=== EXERCISE INSTRUCTIONS ===
Nothing may be dropped or altered: reproduce all the data.

=== MATERIAL SHOWN ===

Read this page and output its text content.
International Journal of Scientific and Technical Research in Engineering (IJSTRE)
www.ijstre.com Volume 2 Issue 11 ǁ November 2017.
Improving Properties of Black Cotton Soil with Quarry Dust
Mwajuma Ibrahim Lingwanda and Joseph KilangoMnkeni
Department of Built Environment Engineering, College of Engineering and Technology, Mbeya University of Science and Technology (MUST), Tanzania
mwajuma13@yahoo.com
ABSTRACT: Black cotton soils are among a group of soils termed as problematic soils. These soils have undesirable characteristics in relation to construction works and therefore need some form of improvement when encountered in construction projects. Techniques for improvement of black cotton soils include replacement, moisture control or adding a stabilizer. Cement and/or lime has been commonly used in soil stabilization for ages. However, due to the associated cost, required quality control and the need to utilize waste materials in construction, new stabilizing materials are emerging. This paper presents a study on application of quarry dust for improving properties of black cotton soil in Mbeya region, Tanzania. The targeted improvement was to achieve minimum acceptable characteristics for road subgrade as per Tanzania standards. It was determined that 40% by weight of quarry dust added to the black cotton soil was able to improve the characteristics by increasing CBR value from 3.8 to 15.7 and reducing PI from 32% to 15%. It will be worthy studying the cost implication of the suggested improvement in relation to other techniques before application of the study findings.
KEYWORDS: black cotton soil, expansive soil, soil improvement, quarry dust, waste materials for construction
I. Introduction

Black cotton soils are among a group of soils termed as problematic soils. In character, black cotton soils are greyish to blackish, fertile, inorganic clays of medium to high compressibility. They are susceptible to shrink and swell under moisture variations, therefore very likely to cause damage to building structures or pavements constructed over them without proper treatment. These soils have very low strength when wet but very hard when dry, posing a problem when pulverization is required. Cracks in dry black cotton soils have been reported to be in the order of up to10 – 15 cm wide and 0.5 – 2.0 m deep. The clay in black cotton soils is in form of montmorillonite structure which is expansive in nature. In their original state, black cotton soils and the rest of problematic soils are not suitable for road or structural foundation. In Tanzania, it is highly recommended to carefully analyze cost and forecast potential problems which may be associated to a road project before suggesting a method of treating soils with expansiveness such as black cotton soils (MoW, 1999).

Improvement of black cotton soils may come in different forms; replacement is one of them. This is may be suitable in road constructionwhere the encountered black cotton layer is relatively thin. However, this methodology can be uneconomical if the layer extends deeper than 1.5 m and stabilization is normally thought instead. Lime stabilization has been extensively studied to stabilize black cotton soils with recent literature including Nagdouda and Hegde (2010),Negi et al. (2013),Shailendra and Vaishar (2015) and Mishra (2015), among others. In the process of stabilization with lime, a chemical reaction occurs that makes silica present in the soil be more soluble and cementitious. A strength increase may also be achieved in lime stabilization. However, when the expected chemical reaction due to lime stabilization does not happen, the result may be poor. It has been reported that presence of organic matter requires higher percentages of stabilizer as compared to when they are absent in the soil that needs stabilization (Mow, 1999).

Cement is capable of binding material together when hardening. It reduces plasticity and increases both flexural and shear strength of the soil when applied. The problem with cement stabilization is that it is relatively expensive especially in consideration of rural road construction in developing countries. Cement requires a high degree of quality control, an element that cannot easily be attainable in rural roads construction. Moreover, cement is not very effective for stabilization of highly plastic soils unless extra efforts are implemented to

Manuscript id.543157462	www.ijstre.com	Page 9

=== ANSWER FOR THE TASK ===
Read this page and output its text content.
International Journal of Scientific and Technical Research in Engineering (IJSTRE)
www.ijstre.com Volume 2 Issue 11 ǁ November 2017.
Improving Properties of Black Cotton Soil with Quarry Dust
Mwajuma Ibrahim Lingwanda and Joseph KilangoMnkeni
Department of Built Environment Engineering, College of Engineering and Technology, Mbeya University of Science and Technology (MUST), Tanzania
mwajuma13@yahoo.com
ABSTRACT: Black cotton soils are among a group of soils termed as problematic soils. These soils have undesirable characteristics in relation to construction works and therefore need some form of improvement when encountered in construction projects. Techniques for improvement of black cotton soils include replacement, moisture control or adding a stabilizer. Cement and/or lime has been commonly used in soil stabilization for ages. However, due to the associated cost, required quality control and the need to utilize waste materials in construction, new stabilizing materials are emerging. This paper presents a study on application of quarry dust for improving properties of black cotton soil in Mbeya region, Tanzania. The targeted improvement was to achieve minimum acceptable characteristics for road subgrade as per Tanzania standards. It was determined that 40% by weight of quarry dust added to the black cotton soil was able to improve the characteristics by increasing CBR value from 3.8 to 15.7 and reducing PI from 32% to 15%. It will be worthy studying the cost implication of the suggested improvement in relation to other techniques before application of the study findings.
KEYWORDS: black cotton soil, expansive soil, soil improvement, quarry dust, waste materials for construction
I. Introduction

Black cotton soils are among a group of soils termed as problematic soils. In character, black cotton soils are greyish to blackish, fertile, inorganic clays of medium to high compressibility. They are susceptible to shrink and swell under moisture variations, therefore very likely to cause damage to building structures or pavements constructed over them without proper treatment. These soils have very low strength when wet but very hard when dry, posing a problem when pulverization is required. Cracks in dry black cotton soils have been reported to be in the order of up to10 – 15 cm wide and 0.5 – 2.0 m deep. The clay in black cotton soils is in form of montmorillonite structure which is expansive in nature. In their original state, black cotton soils and the rest of problematic soils are not suitable for road or structural foundation. In Tanzania, it is highly recommended to carefully analyze cost and forecast potential problems which may be associated to a road project before suggesting a method of treating soils with expansiveness such as black cotton soils (MoW, 1999).

Improvement of black cotton soils may come in different forms; replacement is one of them. This is may be suitable in road constructionwhere the encountered black cotton layer is relatively thin. However, this methodology can be uneconomical if the layer extends deeper than 1.5 m and stabilization is normally thought instead. Lime stabilization has been extensively studied to stabilize black cotton soils with recent literature including Nagdouda and Hegde (2010),Negi et al. (2013),Shailendra and Vaishar (2015) and Mishra (2015), among others. In the process of stabilization with lime, a chemical reaction occurs that makes silica present in the soil be more soluble and cementitious. A strength increase may also be achieved in lime stabilization. However, when the expected chemical reaction due to lime stabilization does not happen, the result may be poor. It has been reported that presence of organic matter requires higher percentages of stabilizer as compared to when they are absent in the soil that needs stabilization (Mow, 1999).

Cement is capable of binding material together when hardening. It reduces plasticity and increases both flexural and shear strength of the soil when applied. The problem with cement stabilization is that it is relatively expensive especially in consideration of rural road construction in developing countries. Cement requires a high degree of quality control, an element that cannot easily be attainable in rural roads construction. Moreover, cement is not very effective for stabilization of highly plastic soils unless extra efforts are implemented to

Manuscript id.543157462	www.ijstre.com	Page 9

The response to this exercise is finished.